Copy out every record below exactly as written, but leave out any pictures.

*DATA PROVIDED*:

▬▬▬

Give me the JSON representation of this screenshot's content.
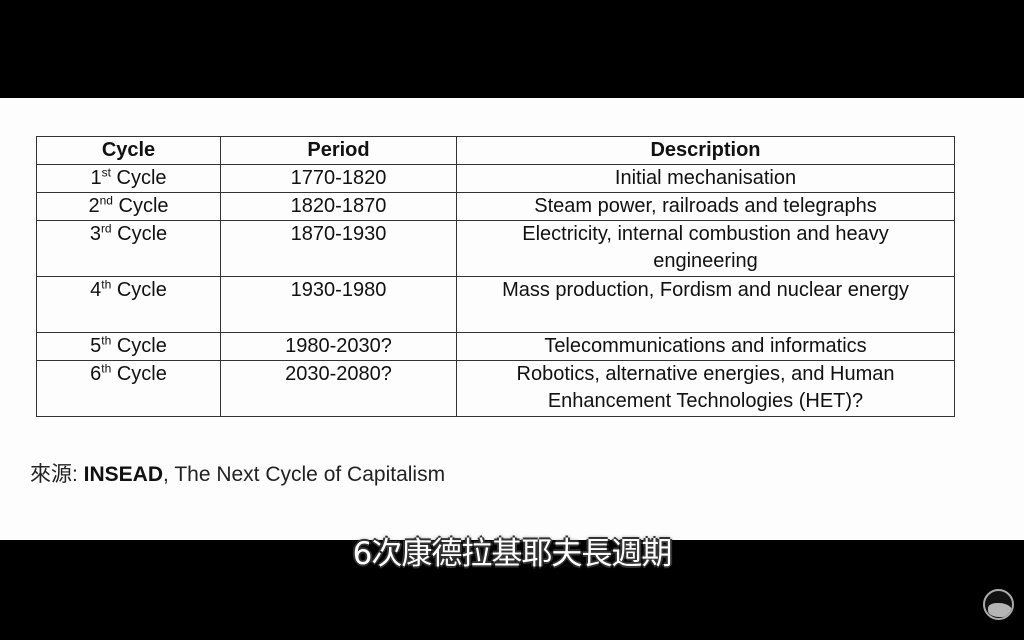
{
  "table": {
    "headers": [
      "Cycle",
      "Period",
      "Description"
    ],
    "rows": [
      {
        "num": "1",
        "sup": "st",
        "cycle": " Cycle",
        "period": "1770-1820",
        "desc": "Initial mechanisation"
      },
      {
        "num": "2",
        "sup": "nd",
        "cycle": " Cycle",
        "period": "1820-1870",
        "desc": "Steam power, railroads and telegraphs"
      },
      {
        "num": "3",
        "sup": "rd",
        "cycle": " Cycle",
        "period": "1870-1930",
        "desc": "Electricity, internal combustion and heavy engineering"
      },
      {
        "num": "4",
        "sup": "th",
        "cycle": " Cycle",
        "period": "1930-1980",
        "desc": "Mass production, Fordism and nuclear energy"
      },
      {
        "num": "5",
        "sup": "th",
        "cycle": " Cycle",
        "period": "1980-2030?",
        "desc": "Telecommunications and informatics"
      },
      {
        "num": "6",
        "sup": "th",
        "cycle": " Cycle",
        "period": "2030-2080?",
        "desc": "Robotics, alternative energies, and Human Enhancement Technologies (HET)?"
      }
    ]
  },
  "source": {
    "prefix": "來源: ",
    "org": "INSEAD",
    "title": ", The Next Cycle of Capitalism"
  },
  "subtitle": "6次康德拉基耶夫長週期",
  "logo_icon": "channel-logo-icon"
}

▬▬▬

*TASK ANSWER*:
Give me the JSON representation of this screenshot's content.
{
  "table": {
    "headers": [
      "Cycle",
      "Period",
      "Description"
    ],
    "rows": [
      {
        "num": "1",
        "sup": "st",
        "cycle": " Cycle",
        "period": "1770-1820",
        "desc": "Initial mechanisation"
      },
      {
        "num": "2",
        "sup": "nd",
        "cycle": " Cycle",
        "period": "1820-1870",
        "desc": "Steam power, railroads and telegraphs"
      },
      {
        "num": "3",
        "sup": "rd",
        "cycle": " Cycle",
        "period": "1870-1930",
        "desc": "Electricity, internal combustion and heavy engineering"
      },
      {
        "num": "4",
        "sup": "th",
        "cycle": " Cycle",
        "period": "1930-1980",
        "desc": "Mass production, Fordism and nuclear energy"
      },
      {
        "num": "5",
        "sup": "th",
        "cycle": " Cycle",
        "period": "1980-2030?",
        "desc": "Telecommunications and informatics"
      },
      {
        "num": "6",
        "sup": "th",
        "cycle": " Cycle",
        "period": "2030-2080?",
        "desc": "Robotics, alternative energies, and Human Enhancement Technologies (HET)?"
      }
    ]
  },
  "source": {
    "prefix": "來源: ",
    "org": "INSEAD",
    "title": ", The Next Cycle of Capitalism"
  },
  "subtitle": "6次康德拉基耶夫長週期",
  "logo_icon": "channel-logo-icon"
}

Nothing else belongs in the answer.